### Dataset records

---------------

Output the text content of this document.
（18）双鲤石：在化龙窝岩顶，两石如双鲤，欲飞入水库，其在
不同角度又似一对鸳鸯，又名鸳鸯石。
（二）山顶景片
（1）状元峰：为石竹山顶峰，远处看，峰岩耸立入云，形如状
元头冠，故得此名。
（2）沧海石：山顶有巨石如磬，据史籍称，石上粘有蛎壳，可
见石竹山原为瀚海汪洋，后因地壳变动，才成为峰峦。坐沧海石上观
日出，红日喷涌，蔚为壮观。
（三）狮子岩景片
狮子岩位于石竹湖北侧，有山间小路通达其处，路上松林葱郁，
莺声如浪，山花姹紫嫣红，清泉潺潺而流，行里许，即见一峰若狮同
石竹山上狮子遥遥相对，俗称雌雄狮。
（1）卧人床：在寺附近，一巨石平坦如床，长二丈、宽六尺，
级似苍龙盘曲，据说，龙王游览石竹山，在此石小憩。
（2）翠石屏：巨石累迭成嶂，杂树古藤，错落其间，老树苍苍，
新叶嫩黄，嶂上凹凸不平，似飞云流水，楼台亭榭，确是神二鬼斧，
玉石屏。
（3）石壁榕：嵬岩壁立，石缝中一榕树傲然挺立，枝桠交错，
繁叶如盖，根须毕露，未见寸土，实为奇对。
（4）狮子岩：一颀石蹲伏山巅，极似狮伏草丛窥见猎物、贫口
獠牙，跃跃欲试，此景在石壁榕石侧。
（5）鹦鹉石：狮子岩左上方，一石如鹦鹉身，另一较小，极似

---------------

### Task prompt
Copy the data above in full, character for character.

### Complete response
Output the text content of this document.
（18）双鲤石：在化龙窝岩顶，两石如双鲤，欲飞入水库，其在
不同角度又似一对鸳鸯，又名鸳鸯石。
（二）山顶景片
（1）状元峰：为石竹山顶峰，远处看，峰岩耸立入云，形如状
元头冠，故得此名。
（2）沧海石：山顶有巨石如磬，据史籍称，石上粘有蛎壳，可
见石竹山原为瀚海汪洋，后因地壳变动，才成为峰峦。坐沧海石上观
日出，红日喷涌，蔚为壮观。
（三）狮子岩景片
狮子岩位于石竹湖北侧，有山间小路通达其处，路上松林葱郁，
莺声如浪，山花姹紫嫣红，清泉潺潺而流，行里许，即见一峰若狮同
石竹山上狮子遥遥相对，俗称雌雄狮。
（1）卧人床：在寺附近，一巨石平坦如床，长二丈、宽六尺，
级似苍龙盘曲，据说，龙王游览石竹山，在此石小憩。
（2）翠石屏：巨石累迭成嶂，杂树古藤，错落其间，老树苍苍，
新叶嫩黄，嶂上凹凸不平，似飞云流水，楼台亭榭，确是神二鬼斧，
玉石屏。
（3）石壁榕：嵬岩壁立，石缝中一榕树傲然挺立，枝桠交错，
繁叶如盖，根须毕露，未见寸土，实为奇对。
（4）狮子岩：一颀石蹲伏山巅，极似狮伏草丛窥见猎物、贫口
獠牙，跃跃欲试，此景在石壁榕石侧。
（5）鹦鹉石：狮子岩左上方，一石如鹦鹉身，另一较小，极似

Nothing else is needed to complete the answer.